╭─ DATA EXCERPTS

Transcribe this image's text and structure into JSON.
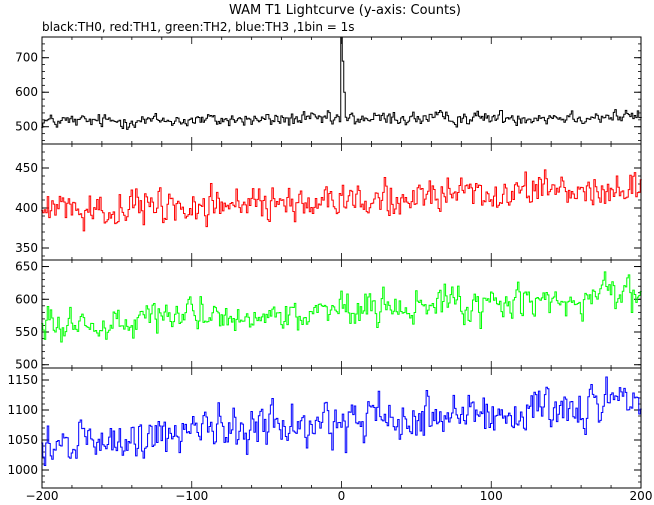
{
  "chart_data": {
    "type": "line",
    "title": "WAM T1 Lightcurve (y-axis: Counts)",
    "subtitle": "black:TH0, red:TH1, green:TH2, blue:TH3 ,1bin = 1s",
    "x_range": [
      -200,
      200
    ],
    "x_ticks": [
      -200,
      -100,
      0,
      100,
      200
    ],
    "x_tick_labels": [
      "−200",
      "−100",
      "0",
      "100",
      "200"
    ],
    "panels": [
      {
        "series_name": "TH0",
        "color": "#000000",
        "ylim": [
          450,
          760
        ],
        "y_ticks": [
          500,
          600,
          700
        ],
        "y_tick_labels": [
          "500",
          "600",
          "700"
        ],
        "baseline_start": 515,
        "baseline_end": 530,
        "noise": 22,
        "spikes": [
          {
            "x": 0,
            "peak": 760
          },
          {
            "x": 1,
            "peak": 690
          },
          {
            "x": 2,
            "peak": 600
          }
        ],
        "points": [
          [
            -200,
            515
          ],
          [
            -150,
            512
          ],
          [
            -100,
            518
          ],
          [
            -50,
            520
          ],
          [
            -1,
            525
          ],
          [
            0,
            760
          ],
          [
            1,
            690
          ],
          [
            2,
            600
          ],
          [
            3,
            535
          ],
          [
            50,
            525
          ],
          [
            100,
            528
          ],
          [
            150,
            530
          ],
          [
            200,
            532
          ]
        ]
      },
      {
        "series_name": "TH1",
        "color": "#ff0000",
        "ylim": [
          335,
          480
        ],
        "y_ticks": [
          350,
          400,
          450
        ],
        "y_tick_labels": [
          "350",
          "400",
          "450"
        ],
        "baseline_start": 395,
        "baseline_end": 425,
        "noise": 22,
        "spikes": [],
        "points": [
          [
            -200,
            395
          ],
          [
            -100,
            402
          ],
          [
            0,
            410
          ],
          [
            100,
            418
          ],
          [
            200,
            425
          ]
        ]
      },
      {
        "series_name": "TH2",
        "color": "#00ff00",
        "ylim": [
          495,
          660
        ],
        "y_ticks": [
          500,
          550,
          600,
          650
        ],
        "y_tick_labels": [
          "500",
          "550",
          "600",
          "650"
        ],
        "baseline_start": 560,
        "baseline_end": 605,
        "noise": 28,
        "spikes": [],
        "points": [
          [
            -200,
            560
          ],
          [
            -100,
            568
          ],
          [
            0,
            578
          ],
          [
            100,
            592
          ],
          [
            200,
            605
          ]
        ]
      },
      {
        "series_name": "TH3",
        "color": "#0000ff",
        "ylim": [
          970,
          1170
        ],
        "y_ticks": [
          1000,
          1050,
          1100,
          1150
        ],
        "y_tick_labels": [
          "1000",
          "1050",
          "1100",
          "1150"
        ],
        "baseline_start": 1040,
        "baseline_end": 1115,
        "noise": 40,
        "spikes": [],
        "points": [
          [
            -200,
            1040
          ],
          [
            -100,
            1058
          ],
          [
            0,
            1078
          ],
          [
            100,
            1095
          ],
          [
            200,
            1115
          ]
        ]
      }
    ],
    "grid": false,
    "legend": "none"
  }
}
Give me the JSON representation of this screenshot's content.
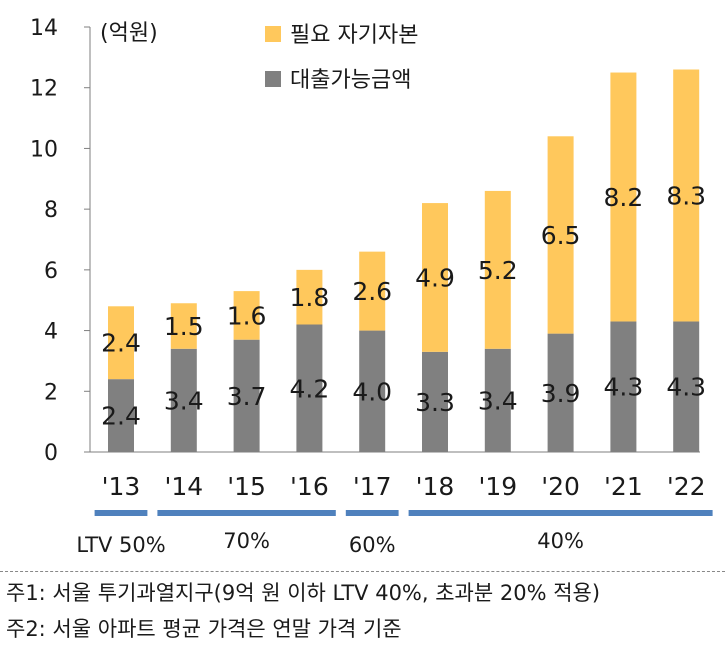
{
  "chart_data": {
    "type": "bar",
    "stacked": true,
    "unit_label": "(억원)",
    "categories": [
      "'13",
      "'14",
      "'15",
      "'16",
      "'17",
      "'18",
      "'19",
      "'20",
      "'21",
      "'22"
    ],
    "series": [
      {
        "name": "대출가능금액",
        "color": "#808080",
        "values": [
          2.4,
          3.4,
          3.7,
          4.2,
          4.0,
          3.3,
          3.4,
          3.9,
          4.3,
          4.3
        ],
        "labels": [
          "2.4",
          "3.4",
          "3.7",
          "4.2",
          "4.0",
          "3.3",
          "3.4",
          "3.9",
          "4.3",
          "4.3"
        ]
      },
      {
        "name": "필요 자기자본",
        "color": "#FFC85C",
        "values": [
          2.4,
          1.5,
          1.6,
          1.8,
          2.6,
          4.9,
          5.2,
          6.5,
          8.2,
          8.3
        ],
        "labels": [
          "2.4",
          "1.5",
          "1.6",
          "1.8",
          "2.6",
          "4.9",
          "5.2",
          "6.5",
          "8.2",
          "8.3"
        ]
      }
    ],
    "ylim": [
      0,
      14
    ],
    "yticks": [
      0,
      2,
      4,
      6,
      8,
      10,
      12,
      14
    ],
    "legend_position": "top",
    "ltv_groups": [
      {
        "label": "LTV 50%",
        "from": 0,
        "to": 0
      },
      {
        "label": "70%",
        "from": 1,
        "to": 3
      },
      {
        "label": "60%",
        "from": 4,
        "to": 4
      },
      {
        "label": "40%",
        "from": 5,
        "to": 9
      }
    ],
    "ltv_bar_color": "#4F81BD",
    "axis_color": "#7f7f7f"
  },
  "notes": [
    "주1: 서울 투기과열지구(9억 원 이하 LTV 40%, 초과분 20% 적용)",
    "주2: 서울 아파트 평균 가격은 연말 가격 기준"
  ]
}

╰─

DIRECTION: Restate the whole of the material word for word without the pictures.

SOLUTION FOR THIS TASK:
Transcribe this image's text and structure into JSON.
{
  "chart_data": {
    "type": "line",
    "title": "WAM T1 Lightcurve (y-axis: Counts)",
    "subtitle": "black:TH0, red:TH1, green:TH2, blue:TH3 ,1bin = 1s",
    "x_range": [
      -200,
      200
    ],
    "x_ticks": [
      -200,
      -100,
      0,
      100,
      200
    ],
    "x_tick_labels": [
      "−200",
      "−100",
      "0",
      "100",
      "200"
    ],
    "panels": [
      {
        "series_name": "TH0",
        "color": "#000000",
        "ylim": [
          450,
          760
        ],
        "y_ticks": [
          500,
          600,
          700
        ],
        "y_tick_labels": [
          "500",
          "600",
          "700"
        ],
        "baseline_start": 515,
        "baseline_end": 530,
        "noise": 22,
        "spikes": [
          {
            "x": 0,
            "peak": 760
          },
          {
            "x": 1,
            "peak": 690
          },
          {
            "x": 2,
            "peak": 600
          }
        ],
        "points": [
          [
            -200,
            515
          ],
          [
            -150,
            512
          ],
          [
            -100,
            518
          ],
          [
            -50,
            520
          ],
          [
            -1,
            525
          ],
          [
            0,
            760
          ],
          [
            1,
            690
          ],
          [
            2,
            600
          ],
          [
            3,
            535
          ],
          [
            50,
            525
          ],
          [
            100,
            528
          ],
          [
            150,
            530
          ],
          [
            200,
            532
          ]
        ]
      },
      {
        "series_name": "TH1",
        "color": "#ff0000",
        "ylim": [
          335,
          480
        ],
        "y_ticks": [
          350,
          400,
          450
        ],
        "y_tick_labels": [
          "350",
          "400",
          "450"
        ],
        "baseline_start": 395,
        "baseline_end": 425,
        "noise": 22,
        "spikes": [],
        "points": [
          [
            -200,
            395
          ],
          [
            -100,
            402
          ],
          [
            0,
            410
          ],
          [
            100,
            418
          ],
          [
            200,
            425
          ]
        ]
      },
      {
        "series_name": "TH2",
        "color": "#00ff00",
        "ylim": [
          495,
          660
        ],
        "y_ticks": [
          500,
          550,
          600,
          650
        ],
        "y_tick_labels": [
          "500",
          "550",
          "600",
          "650"
        ],
        "baseline_start": 560,
        "baseline_end": 605,
        "noise": 28,
        "spikes": [],
        "points": [
          [
            -200,
            560
          ],
          [
            -100,
            568
          ],
          [
            0,
            578
          ],
          [
            100,
            592
          ],
          [
            200,
            605
          ]
        ]
      },
      {
        "series_name": "TH3",
        "color": "#0000ff",
        "ylim": [
          970,
          1170
        ],
        "y_ticks": [
          1000,
          1050,
          1100,
          1150
        ],
        "y_tick_labels": [
          "1000",
          "1050",
          "1100",
          "1150"
        ],
        "baseline_start": 1040,
        "baseline_end": 1115,
        "noise": 40,
        "spikes": [],
        "points": [
          [
            -200,
            1040
          ],
          [
            -100,
            1058
          ],
          [
            0,
            1078
          ],
          [
            100,
            1095
          ],
          [
            200,
            1115
          ]
        ]
      }
    ],
    "grid": false,
    "legend": "none"
  }
}
Give me the JSON representation of this screenshot's content.
{
  "chart_data": {
    "type": "bar",
    "stacked": true,
    "unit_label": "(억원)",
    "categories": [
      "'13",
      "'14",
      "'15",
      "'16",
      "'17",
      "'18",
      "'19",
      "'20",
      "'21",
      "'22"
    ],
    "series": [
      {
        "name": "대출가능금액",
        "color": "#808080",
        "values": [
          2.4,
          3.4,
          3.7,
          4.2,
          4.0,
          3.3,
          3.4,
          3.9,
          4.3,
          4.3
        ],
        "labels": [
          "2.4",
          "3.4",
          "3.7",
          "4.2",
          "4.0",
          "3.3",
          "3.4",
          "3.9",
          "4.3",
          "4.3"
        ]
      },
      {
        "name": "필요 자기자본",
        "color": "#FFC85C",
        "values": [
          2.4,
          1.5,
          1.6,
          1.8,
          2.6,
          4.9,
          5.2,
          6.5,
          8.2,
          8.3
        ],
        "labels": [
          "2.4",
          "1.5",
          "1.6",
          "1.8",
          "2.6",
          "4.9",
          "5.2",
          "6.5",
          "8.2",
          "8.3"
        ]
      }
    ],
    "ylim": [
      0,
      14
    ],
    "yticks": [
      0,
      2,
      4,
      6,
      8,
      10,
      12,
      14
    ],
    "legend_position": "top",
    "ltv_groups": [
      {
        "label": "LTV 50%",
        "from": 0,
        "to": 0
      },
      {
        "label": "70%",
        "from": 1,
        "to": 3
      },
      {
        "label": "60%",
        "from": 4,
        "to": 4
      },
      {
        "label": "40%",
        "from": 5,
        "to": 9
      }
    ],
    "ltv_bar_color": "#4F81BD",
    "axis_color": "#7f7f7f"
  },
  "notes": [
    "주1: 서울 투기과열지구(9억 원 이하 LTV 40%, 초과분 20% 적용)",
    "주2: 서울 아파트 평균 가격은 연말 가격 기준"
  ]
}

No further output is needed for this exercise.